Items from a data source:
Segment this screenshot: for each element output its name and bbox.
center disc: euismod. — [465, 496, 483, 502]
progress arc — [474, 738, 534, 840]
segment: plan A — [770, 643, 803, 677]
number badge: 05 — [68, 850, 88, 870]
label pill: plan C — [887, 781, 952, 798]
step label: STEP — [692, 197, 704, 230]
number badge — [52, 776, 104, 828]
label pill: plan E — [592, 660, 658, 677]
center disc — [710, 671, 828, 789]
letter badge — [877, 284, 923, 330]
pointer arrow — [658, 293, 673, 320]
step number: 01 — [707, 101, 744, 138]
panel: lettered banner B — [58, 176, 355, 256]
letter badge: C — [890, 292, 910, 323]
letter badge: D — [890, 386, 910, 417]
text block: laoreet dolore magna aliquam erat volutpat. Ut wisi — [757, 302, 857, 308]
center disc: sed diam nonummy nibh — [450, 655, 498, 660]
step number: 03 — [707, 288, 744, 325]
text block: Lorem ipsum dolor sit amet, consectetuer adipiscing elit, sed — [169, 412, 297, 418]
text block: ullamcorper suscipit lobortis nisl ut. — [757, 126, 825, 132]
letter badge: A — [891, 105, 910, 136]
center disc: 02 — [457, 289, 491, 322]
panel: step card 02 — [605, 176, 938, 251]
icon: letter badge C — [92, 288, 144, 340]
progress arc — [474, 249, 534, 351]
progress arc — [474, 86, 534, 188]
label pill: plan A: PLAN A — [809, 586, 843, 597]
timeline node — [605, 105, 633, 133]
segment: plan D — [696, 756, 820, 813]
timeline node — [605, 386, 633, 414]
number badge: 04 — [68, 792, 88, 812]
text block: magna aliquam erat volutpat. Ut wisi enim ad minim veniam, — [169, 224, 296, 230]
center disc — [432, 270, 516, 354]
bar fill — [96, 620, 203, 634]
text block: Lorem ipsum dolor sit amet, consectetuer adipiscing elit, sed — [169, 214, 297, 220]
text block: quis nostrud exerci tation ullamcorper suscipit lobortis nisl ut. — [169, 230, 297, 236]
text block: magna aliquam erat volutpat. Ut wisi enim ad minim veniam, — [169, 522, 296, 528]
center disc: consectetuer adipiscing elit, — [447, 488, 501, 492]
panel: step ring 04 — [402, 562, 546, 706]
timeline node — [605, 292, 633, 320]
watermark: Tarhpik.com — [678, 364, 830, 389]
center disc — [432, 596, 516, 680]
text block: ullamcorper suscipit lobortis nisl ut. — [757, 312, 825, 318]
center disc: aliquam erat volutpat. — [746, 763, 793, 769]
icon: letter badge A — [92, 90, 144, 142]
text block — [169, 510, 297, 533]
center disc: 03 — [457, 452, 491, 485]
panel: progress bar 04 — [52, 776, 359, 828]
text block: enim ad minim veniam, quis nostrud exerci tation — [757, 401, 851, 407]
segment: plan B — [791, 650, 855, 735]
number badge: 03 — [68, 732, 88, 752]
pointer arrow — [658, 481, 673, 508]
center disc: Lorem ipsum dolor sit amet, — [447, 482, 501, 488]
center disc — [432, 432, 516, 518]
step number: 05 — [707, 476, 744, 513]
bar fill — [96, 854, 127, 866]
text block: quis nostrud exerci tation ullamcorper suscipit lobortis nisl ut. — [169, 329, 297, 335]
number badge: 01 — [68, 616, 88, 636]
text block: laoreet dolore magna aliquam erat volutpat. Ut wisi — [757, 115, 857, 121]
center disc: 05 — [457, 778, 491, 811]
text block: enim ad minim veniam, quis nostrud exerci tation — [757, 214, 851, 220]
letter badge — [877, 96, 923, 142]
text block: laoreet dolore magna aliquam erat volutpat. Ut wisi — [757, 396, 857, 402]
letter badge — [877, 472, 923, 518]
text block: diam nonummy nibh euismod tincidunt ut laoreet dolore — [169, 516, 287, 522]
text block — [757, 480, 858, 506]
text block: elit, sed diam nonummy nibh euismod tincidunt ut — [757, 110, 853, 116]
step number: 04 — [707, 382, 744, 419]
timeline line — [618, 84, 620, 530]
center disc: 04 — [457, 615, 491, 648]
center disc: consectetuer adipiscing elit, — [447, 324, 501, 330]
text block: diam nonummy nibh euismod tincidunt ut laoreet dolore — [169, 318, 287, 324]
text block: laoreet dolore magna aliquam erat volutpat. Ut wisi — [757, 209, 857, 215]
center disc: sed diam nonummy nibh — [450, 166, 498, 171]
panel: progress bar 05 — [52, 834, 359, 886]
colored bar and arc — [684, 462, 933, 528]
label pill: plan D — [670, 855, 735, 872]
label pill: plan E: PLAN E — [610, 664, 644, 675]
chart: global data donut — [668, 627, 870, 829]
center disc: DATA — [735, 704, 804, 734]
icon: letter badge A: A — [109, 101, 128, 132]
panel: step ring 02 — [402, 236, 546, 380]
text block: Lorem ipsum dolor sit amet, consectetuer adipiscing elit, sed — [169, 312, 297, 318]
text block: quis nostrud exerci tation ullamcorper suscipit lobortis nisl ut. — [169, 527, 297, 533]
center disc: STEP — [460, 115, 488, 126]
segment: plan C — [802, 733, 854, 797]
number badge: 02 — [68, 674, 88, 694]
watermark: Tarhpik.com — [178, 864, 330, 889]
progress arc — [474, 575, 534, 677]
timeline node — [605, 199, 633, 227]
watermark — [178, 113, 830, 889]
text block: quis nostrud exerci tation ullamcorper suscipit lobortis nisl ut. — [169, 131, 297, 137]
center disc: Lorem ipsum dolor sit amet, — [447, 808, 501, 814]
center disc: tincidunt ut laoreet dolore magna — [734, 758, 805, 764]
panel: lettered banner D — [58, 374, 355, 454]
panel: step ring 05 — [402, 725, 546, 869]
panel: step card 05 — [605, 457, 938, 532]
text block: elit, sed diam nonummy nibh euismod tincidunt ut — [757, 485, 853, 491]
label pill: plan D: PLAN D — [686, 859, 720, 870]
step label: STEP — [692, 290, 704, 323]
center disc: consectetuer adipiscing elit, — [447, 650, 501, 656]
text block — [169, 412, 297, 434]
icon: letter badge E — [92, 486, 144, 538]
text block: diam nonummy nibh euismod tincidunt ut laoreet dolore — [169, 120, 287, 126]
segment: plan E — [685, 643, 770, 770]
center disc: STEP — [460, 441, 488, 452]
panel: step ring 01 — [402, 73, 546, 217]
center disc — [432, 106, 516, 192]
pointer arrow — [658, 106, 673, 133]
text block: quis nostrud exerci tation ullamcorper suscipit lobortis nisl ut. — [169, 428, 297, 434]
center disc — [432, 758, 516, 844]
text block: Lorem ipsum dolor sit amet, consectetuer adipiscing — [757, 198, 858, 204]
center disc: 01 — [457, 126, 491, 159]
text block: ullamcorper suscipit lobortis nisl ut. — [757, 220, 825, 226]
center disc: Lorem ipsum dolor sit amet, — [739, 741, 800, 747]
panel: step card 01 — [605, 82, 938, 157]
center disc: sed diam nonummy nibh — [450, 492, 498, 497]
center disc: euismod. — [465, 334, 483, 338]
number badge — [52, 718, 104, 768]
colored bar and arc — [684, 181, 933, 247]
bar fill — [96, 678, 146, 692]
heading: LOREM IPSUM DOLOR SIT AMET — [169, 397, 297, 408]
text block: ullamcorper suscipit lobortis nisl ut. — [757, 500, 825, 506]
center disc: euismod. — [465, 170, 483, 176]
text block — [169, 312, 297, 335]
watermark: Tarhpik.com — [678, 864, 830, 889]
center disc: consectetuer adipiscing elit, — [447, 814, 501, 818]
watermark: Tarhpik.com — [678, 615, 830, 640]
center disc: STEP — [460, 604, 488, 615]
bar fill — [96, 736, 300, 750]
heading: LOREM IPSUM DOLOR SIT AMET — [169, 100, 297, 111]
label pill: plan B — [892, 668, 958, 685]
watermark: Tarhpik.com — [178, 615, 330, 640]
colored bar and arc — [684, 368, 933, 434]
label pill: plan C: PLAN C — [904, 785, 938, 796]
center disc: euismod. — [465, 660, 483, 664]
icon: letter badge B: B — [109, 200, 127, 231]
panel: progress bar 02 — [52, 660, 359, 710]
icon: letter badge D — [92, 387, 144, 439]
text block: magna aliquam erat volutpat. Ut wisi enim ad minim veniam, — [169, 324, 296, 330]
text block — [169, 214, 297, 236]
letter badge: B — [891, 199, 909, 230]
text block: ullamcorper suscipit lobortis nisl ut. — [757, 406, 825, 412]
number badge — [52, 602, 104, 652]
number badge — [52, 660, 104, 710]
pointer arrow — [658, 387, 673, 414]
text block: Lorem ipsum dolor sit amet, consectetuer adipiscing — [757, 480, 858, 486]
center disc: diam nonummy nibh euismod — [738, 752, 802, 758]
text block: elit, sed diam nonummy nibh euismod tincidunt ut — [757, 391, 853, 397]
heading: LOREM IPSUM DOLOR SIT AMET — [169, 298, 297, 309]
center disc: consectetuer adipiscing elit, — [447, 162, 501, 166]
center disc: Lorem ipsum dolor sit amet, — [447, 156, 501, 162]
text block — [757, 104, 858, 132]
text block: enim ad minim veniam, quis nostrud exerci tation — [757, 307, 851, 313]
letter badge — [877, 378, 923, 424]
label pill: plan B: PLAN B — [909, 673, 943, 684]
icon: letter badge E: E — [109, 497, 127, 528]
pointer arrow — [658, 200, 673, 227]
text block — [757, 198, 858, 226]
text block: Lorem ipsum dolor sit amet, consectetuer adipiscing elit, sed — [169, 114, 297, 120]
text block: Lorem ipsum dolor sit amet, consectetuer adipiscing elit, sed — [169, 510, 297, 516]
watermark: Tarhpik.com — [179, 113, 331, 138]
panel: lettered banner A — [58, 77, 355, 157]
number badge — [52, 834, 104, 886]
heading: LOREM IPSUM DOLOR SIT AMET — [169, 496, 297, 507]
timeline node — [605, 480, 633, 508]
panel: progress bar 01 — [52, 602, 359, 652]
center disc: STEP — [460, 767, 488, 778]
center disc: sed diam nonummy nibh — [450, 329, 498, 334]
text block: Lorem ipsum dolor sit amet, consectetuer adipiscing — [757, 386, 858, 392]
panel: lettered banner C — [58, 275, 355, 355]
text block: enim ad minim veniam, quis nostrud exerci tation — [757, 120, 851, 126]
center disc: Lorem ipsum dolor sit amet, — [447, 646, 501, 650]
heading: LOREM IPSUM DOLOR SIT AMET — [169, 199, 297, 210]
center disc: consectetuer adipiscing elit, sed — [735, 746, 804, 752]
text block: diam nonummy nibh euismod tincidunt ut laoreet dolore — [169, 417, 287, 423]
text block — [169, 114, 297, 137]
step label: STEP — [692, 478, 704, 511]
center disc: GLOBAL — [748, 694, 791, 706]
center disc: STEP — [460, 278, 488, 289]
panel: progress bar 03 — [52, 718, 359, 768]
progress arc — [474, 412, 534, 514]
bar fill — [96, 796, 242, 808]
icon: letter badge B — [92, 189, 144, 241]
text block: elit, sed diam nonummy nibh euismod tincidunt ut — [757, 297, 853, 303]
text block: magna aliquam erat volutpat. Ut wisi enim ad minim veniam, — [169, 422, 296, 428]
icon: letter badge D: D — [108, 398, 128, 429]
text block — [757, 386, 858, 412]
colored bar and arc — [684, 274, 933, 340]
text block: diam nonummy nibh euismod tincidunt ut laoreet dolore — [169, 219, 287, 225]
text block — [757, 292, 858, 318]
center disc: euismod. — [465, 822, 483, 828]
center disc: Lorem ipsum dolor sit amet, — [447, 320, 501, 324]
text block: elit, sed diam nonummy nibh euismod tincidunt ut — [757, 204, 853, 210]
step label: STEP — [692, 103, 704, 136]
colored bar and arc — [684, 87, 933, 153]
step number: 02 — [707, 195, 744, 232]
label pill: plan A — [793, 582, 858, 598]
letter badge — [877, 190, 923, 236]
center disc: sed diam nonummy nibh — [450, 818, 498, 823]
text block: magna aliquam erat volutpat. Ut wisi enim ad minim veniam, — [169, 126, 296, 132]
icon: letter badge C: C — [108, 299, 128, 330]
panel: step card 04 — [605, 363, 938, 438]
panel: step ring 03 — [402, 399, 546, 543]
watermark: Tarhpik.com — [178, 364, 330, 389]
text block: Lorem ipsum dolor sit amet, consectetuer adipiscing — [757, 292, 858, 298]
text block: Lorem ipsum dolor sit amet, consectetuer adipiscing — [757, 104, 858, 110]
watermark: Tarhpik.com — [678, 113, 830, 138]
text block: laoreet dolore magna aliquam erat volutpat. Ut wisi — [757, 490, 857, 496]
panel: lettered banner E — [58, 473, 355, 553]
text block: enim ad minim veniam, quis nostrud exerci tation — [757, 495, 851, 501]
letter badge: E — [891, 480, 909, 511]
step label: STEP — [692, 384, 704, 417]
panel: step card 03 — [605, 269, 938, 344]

### GOAL
Retype the entries word for word, starting at the beginning of the entries and ending at the line that contains "label pill: plan C — [887, 781, 952, 798]".

### EXERCISE RESULT
Segment this screenshot: for each element output its name and bbox.
center disc: euismod. — [465, 496, 483, 502]
progress arc — [474, 738, 534, 840]
segment: plan A — [770, 643, 803, 677]
number badge: 05 — [68, 850, 88, 870]
label pill: plan C — [887, 781, 952, 798]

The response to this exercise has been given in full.